PROBLEM REQUIREMENTS: Make an exact copy of the lines below.

□ □ □ □ □ □ □

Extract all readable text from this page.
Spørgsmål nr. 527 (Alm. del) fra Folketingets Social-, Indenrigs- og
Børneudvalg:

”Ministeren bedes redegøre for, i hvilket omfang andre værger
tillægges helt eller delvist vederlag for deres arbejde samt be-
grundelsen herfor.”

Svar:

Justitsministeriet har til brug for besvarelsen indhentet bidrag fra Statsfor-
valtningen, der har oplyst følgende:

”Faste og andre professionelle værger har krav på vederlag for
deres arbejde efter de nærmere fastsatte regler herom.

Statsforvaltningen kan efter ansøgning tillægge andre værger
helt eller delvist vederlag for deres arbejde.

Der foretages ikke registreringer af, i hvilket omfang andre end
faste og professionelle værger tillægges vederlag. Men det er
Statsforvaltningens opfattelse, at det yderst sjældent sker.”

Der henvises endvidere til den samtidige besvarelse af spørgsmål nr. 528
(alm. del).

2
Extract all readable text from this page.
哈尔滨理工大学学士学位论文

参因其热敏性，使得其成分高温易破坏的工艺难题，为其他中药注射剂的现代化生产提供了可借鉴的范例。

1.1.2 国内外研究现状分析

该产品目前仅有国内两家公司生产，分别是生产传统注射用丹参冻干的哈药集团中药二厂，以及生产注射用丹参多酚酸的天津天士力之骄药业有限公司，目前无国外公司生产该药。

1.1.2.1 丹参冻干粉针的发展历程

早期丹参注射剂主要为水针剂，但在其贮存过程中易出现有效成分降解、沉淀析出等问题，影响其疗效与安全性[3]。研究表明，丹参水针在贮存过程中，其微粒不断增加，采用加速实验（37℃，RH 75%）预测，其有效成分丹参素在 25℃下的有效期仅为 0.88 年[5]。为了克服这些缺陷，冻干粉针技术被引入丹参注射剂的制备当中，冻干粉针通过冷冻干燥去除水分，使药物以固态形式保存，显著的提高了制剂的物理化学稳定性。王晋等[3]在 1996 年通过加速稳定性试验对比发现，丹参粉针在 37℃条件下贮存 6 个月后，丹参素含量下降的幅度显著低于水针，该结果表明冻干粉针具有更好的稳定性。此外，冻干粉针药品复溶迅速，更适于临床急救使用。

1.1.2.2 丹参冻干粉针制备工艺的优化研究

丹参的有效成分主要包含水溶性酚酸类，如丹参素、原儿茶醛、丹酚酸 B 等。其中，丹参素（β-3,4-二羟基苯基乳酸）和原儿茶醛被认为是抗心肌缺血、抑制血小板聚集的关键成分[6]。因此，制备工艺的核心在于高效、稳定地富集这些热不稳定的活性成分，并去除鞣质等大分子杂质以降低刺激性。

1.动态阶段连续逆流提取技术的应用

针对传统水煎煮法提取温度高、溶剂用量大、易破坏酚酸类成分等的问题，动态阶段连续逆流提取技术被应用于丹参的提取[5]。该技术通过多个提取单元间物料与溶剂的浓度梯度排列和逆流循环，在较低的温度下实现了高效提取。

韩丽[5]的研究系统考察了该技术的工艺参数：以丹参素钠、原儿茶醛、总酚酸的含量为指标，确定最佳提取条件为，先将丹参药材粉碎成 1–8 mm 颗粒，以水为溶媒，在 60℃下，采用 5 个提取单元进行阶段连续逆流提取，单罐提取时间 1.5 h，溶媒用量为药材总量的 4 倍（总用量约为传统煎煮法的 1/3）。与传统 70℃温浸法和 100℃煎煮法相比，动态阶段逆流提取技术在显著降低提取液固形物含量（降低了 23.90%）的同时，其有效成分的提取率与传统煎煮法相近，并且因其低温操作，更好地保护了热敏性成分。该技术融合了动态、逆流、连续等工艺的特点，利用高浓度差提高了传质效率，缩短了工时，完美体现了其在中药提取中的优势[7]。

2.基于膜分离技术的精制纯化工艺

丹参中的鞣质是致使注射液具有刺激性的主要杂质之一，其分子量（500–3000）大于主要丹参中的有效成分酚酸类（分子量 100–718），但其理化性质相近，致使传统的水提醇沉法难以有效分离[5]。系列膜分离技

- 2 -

□ □ □ □ □ □ □

ANSWER FOR THE TASK:
Extract all readable text from this page.
Spørgsmål nr. 527 (Alm. del) fra Folketingets Social-, Indenrigs- og
Børneudvalg:

”Ministeren bedes redegøre for, i hvilket omfang andre værger
tillægges helt eller delvist vederlag for deres arbejde samt be-
grundelsen herfor.”

Svar:

Justitsministeriet har til brug for besvarelsen indhentet bidrag fra Statsfor-
valtningen, der har oplyst følgende:

”Faste og andre professionelle værger har krav på vederlag for
deres arbejde efter de nærmere fastsatte regler herom.

Statsforvaltningen kan efter ansøgning tillægge andre værger
helt eller delvist vederlag for deres arbejde.

Der foretages ikke registreringer af, i hvilket omfang andre end
faste og professionelle værger tillægges vederlag. Men det er
Statsforvaltningens opfattelse, at det yderst sjældent sker.”

Der henvises endvidere til den samtidige besvarelse af spørgsmål nr. 528
(alm. del).

2
Extract all readable text from this page.
哈尔滨理工大学学士学位论文

参因其热敏性，使得其成分高温易破坏的工艺难题，为其他中药注射剂的现代化生产提供了可借鉴的范例。

1.1.2 国内外研究现状分析

该产品目前仅有国内两家公司生产，分别是生产传统注射用丹参冻干的哈药集团中药二厂，以及生产注射用丹参多酚酸的天津天士力之骄药业有限公司，目前无国外公司生产该药。

1.1.2.1 丹参冻干粉针的发展历程

早期丹参注射剂主要为水针剂，但在其贮存过程中易出现有效成分降解、沉淀析出等问题，影响其疗效与安全性[3]。研究表明，丹参水针在贮存过程中，其微粒不断增加，采用加速实验（37℃，RH 75%）预测，其有效成分丹参素在 25℃下的有效期仅为 0.88 年[5]。为了克服这些缺陷，冻干粉针技术被引入丹参注射剂的制备当中，冻干粉针通过冷冻干燥去除水分，使药物以固态形式保存，显著的提高了制剂的物理化学稳定性。王晋等[3]在 1996 年通过加速稳定性试验对比发现，丹参粉针在 37℃条件下贮存 6 个月后，丹参素含量下降的幅度显著低于水针，该结果表明冻干粉针具有更好的稳定性。此外，冻干粉针药品复溶迅速，更适于临床急救使用。

1.1.2.2 丹参冻干粉针制备工艺的优化研究

丹参的有效成分主要包含水溶性酚酸类，如丹参素、原儿茶醛、丹酚酸 B 等。其中，丹参素（β-3,4-二羟基苯基乳酸）和原儿茶醛被认为是抗心肌缺血、抑制血小板聚集的关键成分[6]。因此，制备工艺的核心在于高效、稳定地富集这些热不稳定的活性成分，并去除鞣质等大分子杂质以降低刺激性。

1.动态阶段连续逆流提取技术的应用

针对传统水煎煮法提取温度高、溶剂用量大、易破坏酚酸类成分等的问题，动态阶段连续逆流提取技术被应用于丹参的提取[5]。该技术通过多个提取单元间物料与溶剂的浓度梯度排列和逆流循环，在较低的温度下实现了高效提取。

韩丽[5]的研究系统考察了该技术的工艺参数：以丹参素钠、原儿茶醛、总酚酸的含量为指标，确定最佳提取条件为，先将丹参药材粉碎成 1–8 mm 颗粒，以水为溶媒，在 60℃下，采用 5 个提取单元进行阶段连续逆流提取，单罐提取时间 1.5 h，溶媒用量为药材总量的 4 倍（总用量约为传统煎煮法的 1/3）。与传统 70℃温浸法和 100℃煎煮法相比，动态阶段逆流提取技术在显著降低提取液固形物含量（降低了 23.90%）的同时，其有效成分的提取率与传统煎煮法相近，并且因其低温操作，更好地保护了热敏性成分。该技术融合了动态、逆流、连续等工艺的特点，利用高浓度差提高了传质效率，缩短了工时，完美体现了其在中药提取中的优势[7]。

2.基于膜分离技术的精制纯化工艺

丹参中的鞣质是致使注射液具有刺激性的主要杂质之一，其分子量（500–3000）大于主要丹参中的有效成分酚酸类（分子量 100–718），但其理化性质相近，致使传统的水提醇沉法难以有效分离[5]。系列膜分离技

- 2 -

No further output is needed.